### [Input for this task]
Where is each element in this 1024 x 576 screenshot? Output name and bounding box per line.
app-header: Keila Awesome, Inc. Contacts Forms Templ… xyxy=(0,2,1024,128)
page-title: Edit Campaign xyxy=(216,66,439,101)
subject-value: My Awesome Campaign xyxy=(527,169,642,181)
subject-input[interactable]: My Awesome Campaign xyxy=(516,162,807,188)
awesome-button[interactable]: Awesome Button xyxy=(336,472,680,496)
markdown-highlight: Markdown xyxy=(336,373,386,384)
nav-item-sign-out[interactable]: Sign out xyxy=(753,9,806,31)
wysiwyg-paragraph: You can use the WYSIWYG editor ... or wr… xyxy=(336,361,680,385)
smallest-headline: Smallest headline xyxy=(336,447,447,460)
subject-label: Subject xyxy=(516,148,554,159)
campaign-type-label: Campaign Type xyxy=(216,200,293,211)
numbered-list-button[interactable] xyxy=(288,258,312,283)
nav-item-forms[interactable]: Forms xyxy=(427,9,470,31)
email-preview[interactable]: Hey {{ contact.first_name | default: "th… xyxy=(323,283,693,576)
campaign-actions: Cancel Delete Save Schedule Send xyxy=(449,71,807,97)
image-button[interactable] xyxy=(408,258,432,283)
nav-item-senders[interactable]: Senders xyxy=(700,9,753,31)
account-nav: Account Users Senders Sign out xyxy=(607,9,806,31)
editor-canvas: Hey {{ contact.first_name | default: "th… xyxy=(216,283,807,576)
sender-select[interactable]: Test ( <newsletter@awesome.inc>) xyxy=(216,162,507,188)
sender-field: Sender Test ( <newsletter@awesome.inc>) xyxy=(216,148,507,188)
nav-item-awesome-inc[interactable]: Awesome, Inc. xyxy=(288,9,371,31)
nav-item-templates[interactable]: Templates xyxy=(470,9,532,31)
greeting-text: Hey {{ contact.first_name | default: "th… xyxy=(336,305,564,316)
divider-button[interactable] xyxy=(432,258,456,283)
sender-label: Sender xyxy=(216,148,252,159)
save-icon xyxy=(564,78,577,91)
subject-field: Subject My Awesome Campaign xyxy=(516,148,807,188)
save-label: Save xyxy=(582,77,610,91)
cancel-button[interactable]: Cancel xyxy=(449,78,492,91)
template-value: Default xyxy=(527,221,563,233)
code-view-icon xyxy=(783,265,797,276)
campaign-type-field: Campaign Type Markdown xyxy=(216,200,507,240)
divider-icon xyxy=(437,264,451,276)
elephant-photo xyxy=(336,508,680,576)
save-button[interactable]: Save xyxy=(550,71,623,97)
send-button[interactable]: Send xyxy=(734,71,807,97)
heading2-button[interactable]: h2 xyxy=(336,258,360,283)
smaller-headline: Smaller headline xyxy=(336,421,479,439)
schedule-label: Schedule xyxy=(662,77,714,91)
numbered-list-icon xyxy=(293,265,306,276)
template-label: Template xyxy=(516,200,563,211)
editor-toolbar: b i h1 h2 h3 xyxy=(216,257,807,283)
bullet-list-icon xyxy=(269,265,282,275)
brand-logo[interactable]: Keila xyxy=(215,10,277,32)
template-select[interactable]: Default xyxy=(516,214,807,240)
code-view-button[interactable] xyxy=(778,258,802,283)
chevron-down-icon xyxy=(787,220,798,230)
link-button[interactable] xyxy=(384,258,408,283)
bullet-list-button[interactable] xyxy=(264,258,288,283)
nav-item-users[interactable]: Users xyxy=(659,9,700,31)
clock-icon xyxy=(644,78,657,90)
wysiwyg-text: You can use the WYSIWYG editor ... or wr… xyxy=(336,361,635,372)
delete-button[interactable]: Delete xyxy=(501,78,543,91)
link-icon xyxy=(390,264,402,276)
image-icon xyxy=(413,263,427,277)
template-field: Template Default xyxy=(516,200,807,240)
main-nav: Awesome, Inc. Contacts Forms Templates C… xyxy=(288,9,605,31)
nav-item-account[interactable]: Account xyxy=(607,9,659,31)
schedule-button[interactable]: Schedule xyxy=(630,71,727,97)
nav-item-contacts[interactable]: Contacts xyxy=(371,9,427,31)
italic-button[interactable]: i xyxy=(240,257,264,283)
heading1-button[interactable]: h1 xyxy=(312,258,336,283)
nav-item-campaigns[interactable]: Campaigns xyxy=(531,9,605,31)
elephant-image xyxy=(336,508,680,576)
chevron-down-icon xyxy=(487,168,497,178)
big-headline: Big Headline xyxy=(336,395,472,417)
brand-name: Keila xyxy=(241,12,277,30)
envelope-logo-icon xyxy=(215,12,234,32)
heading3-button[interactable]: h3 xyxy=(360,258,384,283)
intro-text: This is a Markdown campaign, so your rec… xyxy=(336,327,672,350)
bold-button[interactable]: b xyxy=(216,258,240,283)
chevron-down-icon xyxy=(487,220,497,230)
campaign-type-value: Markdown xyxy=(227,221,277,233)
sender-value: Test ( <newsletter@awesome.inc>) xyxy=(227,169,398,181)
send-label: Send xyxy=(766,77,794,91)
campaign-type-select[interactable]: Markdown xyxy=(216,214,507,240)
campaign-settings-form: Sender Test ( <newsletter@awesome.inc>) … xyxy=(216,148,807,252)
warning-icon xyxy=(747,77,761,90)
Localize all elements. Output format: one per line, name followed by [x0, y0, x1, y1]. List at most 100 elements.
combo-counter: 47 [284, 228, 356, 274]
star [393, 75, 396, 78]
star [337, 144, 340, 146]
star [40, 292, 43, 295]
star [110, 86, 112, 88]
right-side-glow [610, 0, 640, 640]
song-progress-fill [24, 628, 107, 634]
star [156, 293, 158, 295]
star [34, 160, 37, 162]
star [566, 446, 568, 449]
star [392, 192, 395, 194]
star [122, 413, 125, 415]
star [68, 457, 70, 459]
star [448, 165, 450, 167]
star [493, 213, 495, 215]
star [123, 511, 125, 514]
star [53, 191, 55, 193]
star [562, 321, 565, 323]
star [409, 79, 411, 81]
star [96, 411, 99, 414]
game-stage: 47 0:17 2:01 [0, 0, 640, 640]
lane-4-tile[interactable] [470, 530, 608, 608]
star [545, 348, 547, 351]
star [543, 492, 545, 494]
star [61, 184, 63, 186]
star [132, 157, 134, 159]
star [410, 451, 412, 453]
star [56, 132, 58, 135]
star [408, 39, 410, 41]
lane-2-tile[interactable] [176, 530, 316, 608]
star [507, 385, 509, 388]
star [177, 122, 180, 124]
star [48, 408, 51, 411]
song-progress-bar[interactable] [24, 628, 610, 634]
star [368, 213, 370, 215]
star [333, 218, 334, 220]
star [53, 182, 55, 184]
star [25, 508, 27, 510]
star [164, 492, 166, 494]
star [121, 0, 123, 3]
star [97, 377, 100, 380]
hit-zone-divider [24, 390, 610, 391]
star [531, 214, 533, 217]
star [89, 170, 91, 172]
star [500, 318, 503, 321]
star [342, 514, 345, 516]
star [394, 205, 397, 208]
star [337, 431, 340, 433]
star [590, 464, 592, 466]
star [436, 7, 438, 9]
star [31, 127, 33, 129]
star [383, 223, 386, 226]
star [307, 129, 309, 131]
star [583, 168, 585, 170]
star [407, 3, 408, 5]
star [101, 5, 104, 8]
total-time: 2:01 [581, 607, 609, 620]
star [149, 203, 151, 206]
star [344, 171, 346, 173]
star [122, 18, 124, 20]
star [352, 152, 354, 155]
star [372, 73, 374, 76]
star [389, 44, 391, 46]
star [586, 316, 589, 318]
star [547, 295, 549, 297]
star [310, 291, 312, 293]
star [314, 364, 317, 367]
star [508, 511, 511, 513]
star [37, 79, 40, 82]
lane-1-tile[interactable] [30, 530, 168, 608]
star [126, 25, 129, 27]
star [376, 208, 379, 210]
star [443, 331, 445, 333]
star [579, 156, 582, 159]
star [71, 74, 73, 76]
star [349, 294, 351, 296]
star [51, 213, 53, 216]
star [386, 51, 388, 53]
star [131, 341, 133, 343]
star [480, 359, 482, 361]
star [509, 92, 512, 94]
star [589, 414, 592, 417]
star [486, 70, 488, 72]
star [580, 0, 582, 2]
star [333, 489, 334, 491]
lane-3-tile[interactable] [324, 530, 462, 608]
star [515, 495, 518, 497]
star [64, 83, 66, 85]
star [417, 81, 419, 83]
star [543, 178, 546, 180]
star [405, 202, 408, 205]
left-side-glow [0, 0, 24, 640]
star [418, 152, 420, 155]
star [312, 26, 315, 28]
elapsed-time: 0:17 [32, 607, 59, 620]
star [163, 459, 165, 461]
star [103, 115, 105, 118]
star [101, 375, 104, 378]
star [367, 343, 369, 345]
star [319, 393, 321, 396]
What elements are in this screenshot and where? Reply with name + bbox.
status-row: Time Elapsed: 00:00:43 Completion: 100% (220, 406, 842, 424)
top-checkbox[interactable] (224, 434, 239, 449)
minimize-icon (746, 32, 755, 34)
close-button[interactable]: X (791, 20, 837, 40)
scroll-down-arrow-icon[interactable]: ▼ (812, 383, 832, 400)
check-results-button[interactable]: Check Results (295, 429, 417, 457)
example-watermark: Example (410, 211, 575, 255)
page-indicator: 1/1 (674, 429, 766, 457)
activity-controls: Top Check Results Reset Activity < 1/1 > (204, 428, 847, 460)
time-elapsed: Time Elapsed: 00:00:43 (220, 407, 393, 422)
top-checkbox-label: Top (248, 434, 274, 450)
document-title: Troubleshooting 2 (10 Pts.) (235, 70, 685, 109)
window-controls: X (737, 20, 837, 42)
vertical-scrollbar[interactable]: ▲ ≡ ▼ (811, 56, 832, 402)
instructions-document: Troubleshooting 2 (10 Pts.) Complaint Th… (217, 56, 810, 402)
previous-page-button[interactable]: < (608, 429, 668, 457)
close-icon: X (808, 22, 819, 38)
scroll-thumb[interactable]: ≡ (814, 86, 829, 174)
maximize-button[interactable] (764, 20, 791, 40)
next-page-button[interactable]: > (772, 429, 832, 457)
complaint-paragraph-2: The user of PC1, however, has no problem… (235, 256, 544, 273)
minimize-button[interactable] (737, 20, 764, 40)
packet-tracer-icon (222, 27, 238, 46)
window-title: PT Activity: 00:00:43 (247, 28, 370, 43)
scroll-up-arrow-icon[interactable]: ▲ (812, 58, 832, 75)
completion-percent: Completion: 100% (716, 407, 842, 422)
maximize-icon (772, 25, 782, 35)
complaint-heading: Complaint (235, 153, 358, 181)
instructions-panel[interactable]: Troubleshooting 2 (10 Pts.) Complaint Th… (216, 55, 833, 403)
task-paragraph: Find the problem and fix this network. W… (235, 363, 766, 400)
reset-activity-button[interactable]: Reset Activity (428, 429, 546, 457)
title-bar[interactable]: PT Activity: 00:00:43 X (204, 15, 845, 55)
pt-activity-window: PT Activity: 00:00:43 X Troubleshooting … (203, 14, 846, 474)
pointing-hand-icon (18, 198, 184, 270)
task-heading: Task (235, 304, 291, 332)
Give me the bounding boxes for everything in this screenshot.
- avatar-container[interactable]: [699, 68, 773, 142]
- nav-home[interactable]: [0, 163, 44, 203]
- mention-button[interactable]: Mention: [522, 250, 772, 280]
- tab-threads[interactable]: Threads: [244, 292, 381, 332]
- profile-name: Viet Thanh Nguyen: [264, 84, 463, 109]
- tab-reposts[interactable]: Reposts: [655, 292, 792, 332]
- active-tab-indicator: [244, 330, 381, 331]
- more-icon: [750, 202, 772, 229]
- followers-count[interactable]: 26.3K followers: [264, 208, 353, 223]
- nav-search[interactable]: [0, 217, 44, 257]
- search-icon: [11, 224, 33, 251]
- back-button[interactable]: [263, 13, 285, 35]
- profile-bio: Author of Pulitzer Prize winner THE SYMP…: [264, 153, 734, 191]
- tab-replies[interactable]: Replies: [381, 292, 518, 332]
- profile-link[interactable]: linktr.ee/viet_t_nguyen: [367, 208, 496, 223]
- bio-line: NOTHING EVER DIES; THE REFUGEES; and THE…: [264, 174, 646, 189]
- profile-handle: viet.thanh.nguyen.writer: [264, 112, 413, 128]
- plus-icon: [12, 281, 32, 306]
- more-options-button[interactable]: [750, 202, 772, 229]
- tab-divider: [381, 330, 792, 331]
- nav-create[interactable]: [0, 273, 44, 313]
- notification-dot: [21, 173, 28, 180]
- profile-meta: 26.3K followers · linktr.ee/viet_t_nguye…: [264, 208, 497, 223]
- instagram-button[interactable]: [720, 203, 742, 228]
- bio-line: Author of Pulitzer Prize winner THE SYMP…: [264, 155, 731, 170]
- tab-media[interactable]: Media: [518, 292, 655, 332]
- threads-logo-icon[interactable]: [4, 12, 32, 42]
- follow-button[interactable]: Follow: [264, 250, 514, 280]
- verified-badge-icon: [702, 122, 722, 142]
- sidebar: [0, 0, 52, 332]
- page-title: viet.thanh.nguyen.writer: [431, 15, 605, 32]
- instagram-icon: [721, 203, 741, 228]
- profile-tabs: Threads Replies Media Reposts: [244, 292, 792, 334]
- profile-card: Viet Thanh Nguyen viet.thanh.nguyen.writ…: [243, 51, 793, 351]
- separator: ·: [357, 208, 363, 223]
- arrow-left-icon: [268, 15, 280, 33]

### [Problem to solve]
Can you copy, word for word, the lines from the very first one up to and including the line with "page-title: Edit Campaign"?

### [Reply]
Where is each element in this 1024 x 576 screenshot? Output name and bounding box per line.
app-header: Keila Awesome, Inc. Contacts Forms Templ… xyxy=(0,2,1024,128)
page-title: Edit Campaign xyxy=(216,66,439,101)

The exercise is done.